== EXERCISE DATA

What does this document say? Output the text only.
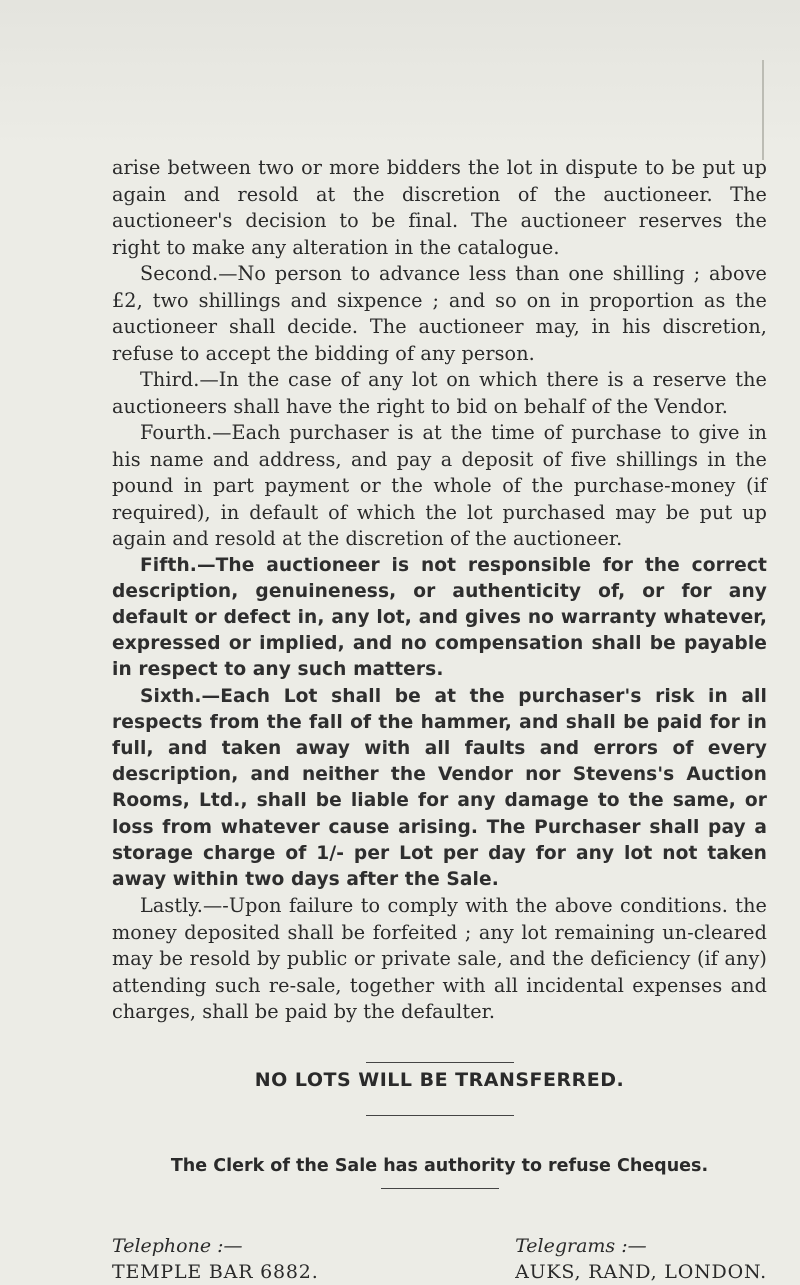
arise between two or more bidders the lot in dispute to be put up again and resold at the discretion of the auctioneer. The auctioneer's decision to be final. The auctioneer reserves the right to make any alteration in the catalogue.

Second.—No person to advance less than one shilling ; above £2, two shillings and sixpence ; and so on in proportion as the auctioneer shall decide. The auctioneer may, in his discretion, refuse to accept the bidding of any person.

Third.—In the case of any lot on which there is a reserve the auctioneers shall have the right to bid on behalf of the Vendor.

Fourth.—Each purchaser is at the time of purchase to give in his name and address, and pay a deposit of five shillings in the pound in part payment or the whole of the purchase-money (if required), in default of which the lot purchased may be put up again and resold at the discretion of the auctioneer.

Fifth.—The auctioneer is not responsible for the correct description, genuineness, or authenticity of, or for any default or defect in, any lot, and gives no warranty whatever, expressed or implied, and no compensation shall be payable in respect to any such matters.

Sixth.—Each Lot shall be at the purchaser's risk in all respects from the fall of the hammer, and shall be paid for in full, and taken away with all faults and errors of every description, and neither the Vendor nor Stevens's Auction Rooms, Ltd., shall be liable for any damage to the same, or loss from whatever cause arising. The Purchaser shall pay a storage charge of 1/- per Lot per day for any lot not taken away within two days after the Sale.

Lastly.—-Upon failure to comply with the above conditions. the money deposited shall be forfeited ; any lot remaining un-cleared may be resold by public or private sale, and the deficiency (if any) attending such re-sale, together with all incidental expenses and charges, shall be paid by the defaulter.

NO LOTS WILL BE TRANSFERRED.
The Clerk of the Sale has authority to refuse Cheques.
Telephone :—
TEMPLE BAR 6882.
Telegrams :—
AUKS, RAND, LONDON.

====

• _YOUR INSTRUCTIONS_:
Go through the listing above and write it all out exactly, leaving out any picture.

• _SOLUTION TO THIS TASK_:
What does this document say? Output the text only.
arise between two or more bidders the lot in dispute to be put up again and resold at the discretion of the auctioneer. The auctioneer's decision to be final. The auctioneer reserves the right to make any alteration in the catalogue.

Second.—No person to advance less than one shilling ; above £2, two shillings and sixpence ; and so on in proportion as the auctioneer shall decide. The auctioneer may, in his discretion, refuse to accept the bidding of any person.

Third.—In the case of any lot on which there is a reserve the auctioneers shall have the right to bid on behalf of the Vendor.

Fourth.—Each purchaser is at the time of purchase to give in his name and address, and pay a deposit of five shillings in the pound in part payment or the whole of the purchase-money (if required), in default of which the lot purchased may be put up again and resold at the discretion of the auctioneer.

Fifth.—The auctioneer is not responsible for the correct description, genuineness, or authenticity of, or for any default or defect in, any lot, and gives no warranty whatever, expressed or implied, and no compensation shall be payable in respect to any such matters.

Sixth.—Each Lot shall be at the purchaser's risk in all respects from the fall of the hammer, and shall be paid for in full, and taken away with all faults and errors of every description, and neither the Vendor nor Stevens's Auction Rooms, Ltd., shall be liable for any damage to the same, or loss from whatever cause arising. The Purchaser shall pay a storage charge of 1/- per Lot per day for any lot not taken away within two days after the Sale.

Lastly.—-Upon failure to comply with the above conditions. the money deposited shall be forfeited ; any lot remaining un-cleared may be resold by public or private sale, and the deficiency (if any) attending such re-sale, together with all incidental expenses and charges, shall be paid by the defaulter.

NO LOTS WILL BE TRANSFERRED.
The Clerk of the Sale has authority to refuse Cheques.
Telephone :—
TEMPLE BAR 6882.
Telegrams :—
AUKS, RAND, LONDON.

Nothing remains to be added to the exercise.